> _Task instructions_: Write out the rows below, from the line containing "what elements are" through the line containing "version-date-label: Version Date*: [410, 445, 484, 459]", inclusive, word for word. Leave the pictures out of your copy.

> _Material to process_:
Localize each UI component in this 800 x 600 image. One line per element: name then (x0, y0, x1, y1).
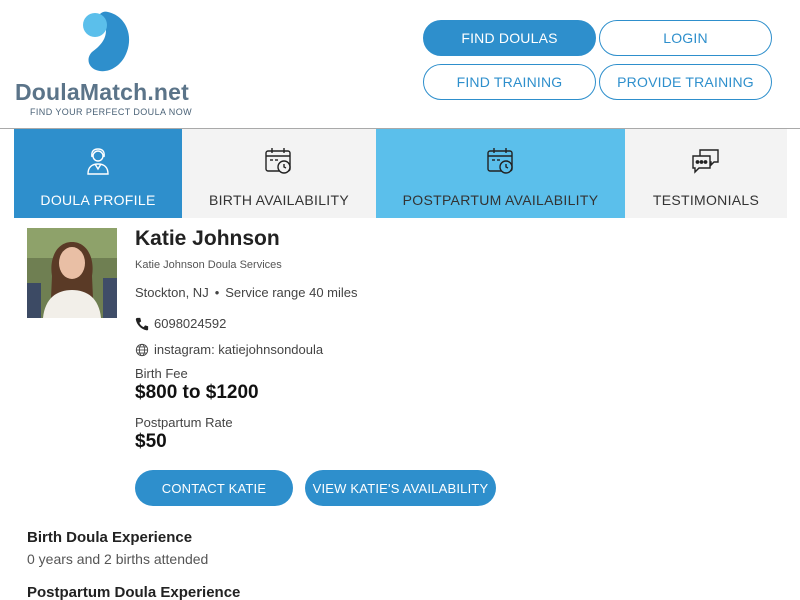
--
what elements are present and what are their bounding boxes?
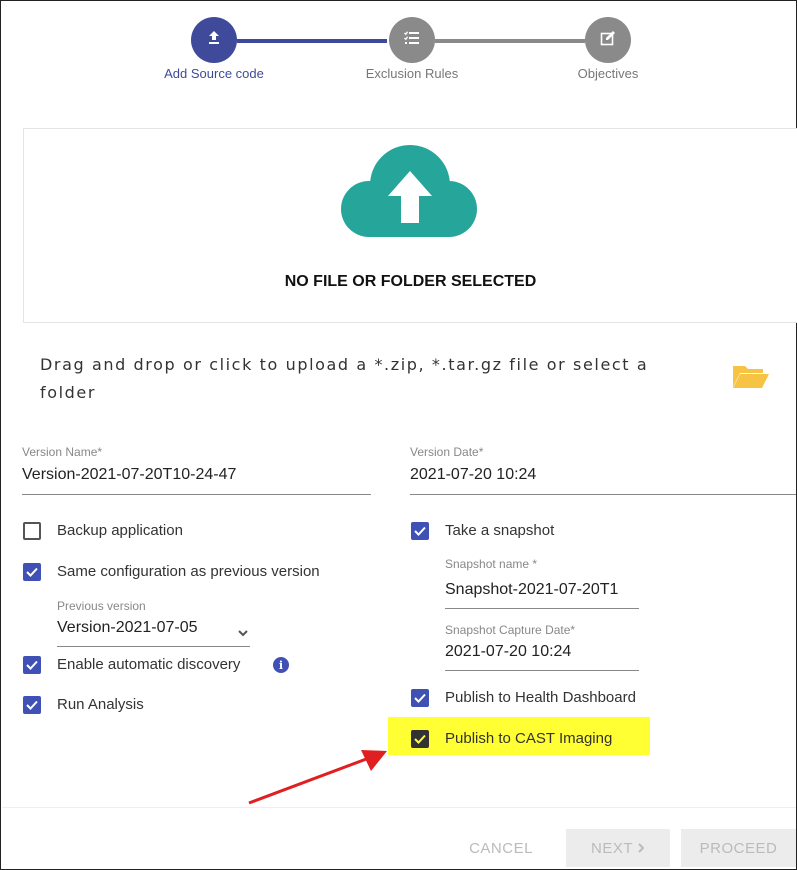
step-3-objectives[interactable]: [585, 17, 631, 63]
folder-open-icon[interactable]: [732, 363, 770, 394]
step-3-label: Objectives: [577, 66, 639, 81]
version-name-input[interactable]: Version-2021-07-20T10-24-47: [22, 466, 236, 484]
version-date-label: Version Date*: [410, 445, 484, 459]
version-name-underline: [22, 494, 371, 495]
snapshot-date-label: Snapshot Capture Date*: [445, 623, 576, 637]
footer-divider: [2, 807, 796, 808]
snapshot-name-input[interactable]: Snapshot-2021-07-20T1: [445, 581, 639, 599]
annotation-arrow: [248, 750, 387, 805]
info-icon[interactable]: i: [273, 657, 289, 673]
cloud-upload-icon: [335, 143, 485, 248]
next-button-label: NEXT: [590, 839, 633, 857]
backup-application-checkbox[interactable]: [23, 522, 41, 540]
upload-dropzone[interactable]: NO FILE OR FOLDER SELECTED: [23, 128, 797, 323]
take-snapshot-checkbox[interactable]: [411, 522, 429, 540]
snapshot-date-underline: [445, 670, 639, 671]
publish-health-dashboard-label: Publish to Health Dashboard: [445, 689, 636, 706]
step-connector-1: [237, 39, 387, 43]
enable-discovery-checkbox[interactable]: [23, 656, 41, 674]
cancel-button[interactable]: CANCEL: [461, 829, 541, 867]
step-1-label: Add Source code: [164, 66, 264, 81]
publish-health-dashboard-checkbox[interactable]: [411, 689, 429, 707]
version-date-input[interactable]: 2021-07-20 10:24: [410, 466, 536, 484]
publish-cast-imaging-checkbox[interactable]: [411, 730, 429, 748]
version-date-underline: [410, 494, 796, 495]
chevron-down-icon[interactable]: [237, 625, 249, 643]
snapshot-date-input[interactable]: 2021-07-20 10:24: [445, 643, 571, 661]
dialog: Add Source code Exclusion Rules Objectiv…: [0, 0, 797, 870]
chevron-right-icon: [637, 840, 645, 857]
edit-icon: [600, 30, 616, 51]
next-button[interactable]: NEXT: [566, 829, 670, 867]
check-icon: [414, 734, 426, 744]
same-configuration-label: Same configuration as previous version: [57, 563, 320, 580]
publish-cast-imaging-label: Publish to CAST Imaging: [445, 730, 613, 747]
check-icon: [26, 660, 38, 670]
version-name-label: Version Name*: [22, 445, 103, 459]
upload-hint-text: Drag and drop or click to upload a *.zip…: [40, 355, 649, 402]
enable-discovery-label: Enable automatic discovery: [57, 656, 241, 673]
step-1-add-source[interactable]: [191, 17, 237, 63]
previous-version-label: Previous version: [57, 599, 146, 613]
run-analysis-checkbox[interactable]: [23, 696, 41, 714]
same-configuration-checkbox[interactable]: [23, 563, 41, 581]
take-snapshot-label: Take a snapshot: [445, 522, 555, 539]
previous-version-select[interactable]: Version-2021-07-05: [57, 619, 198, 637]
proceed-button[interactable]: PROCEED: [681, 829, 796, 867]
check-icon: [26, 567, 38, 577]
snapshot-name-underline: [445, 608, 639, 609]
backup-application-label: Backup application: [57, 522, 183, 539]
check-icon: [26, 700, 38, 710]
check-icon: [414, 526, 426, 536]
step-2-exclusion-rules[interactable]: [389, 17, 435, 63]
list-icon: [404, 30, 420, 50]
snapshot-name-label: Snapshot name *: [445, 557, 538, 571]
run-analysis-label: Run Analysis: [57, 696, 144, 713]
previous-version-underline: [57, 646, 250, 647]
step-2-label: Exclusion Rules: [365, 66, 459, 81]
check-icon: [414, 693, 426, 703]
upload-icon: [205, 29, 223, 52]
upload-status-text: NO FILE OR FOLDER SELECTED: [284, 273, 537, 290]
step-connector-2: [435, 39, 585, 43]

> _Task answer_:
what elements are present and what are their bounding boxes?
step-3-objectives[interactable]: [585, 17, 631, 63]
folder-open-icon[interactable]: [732, 363, 770, 394]
step-3-label: Objectives: [577, 66, 639, 81]
version-name-input[interactable]: Version-2021-07-20T10-24-47: [22, 466, 236, 484]
version-date-label: Version Date*: [410, 445, 484, 459]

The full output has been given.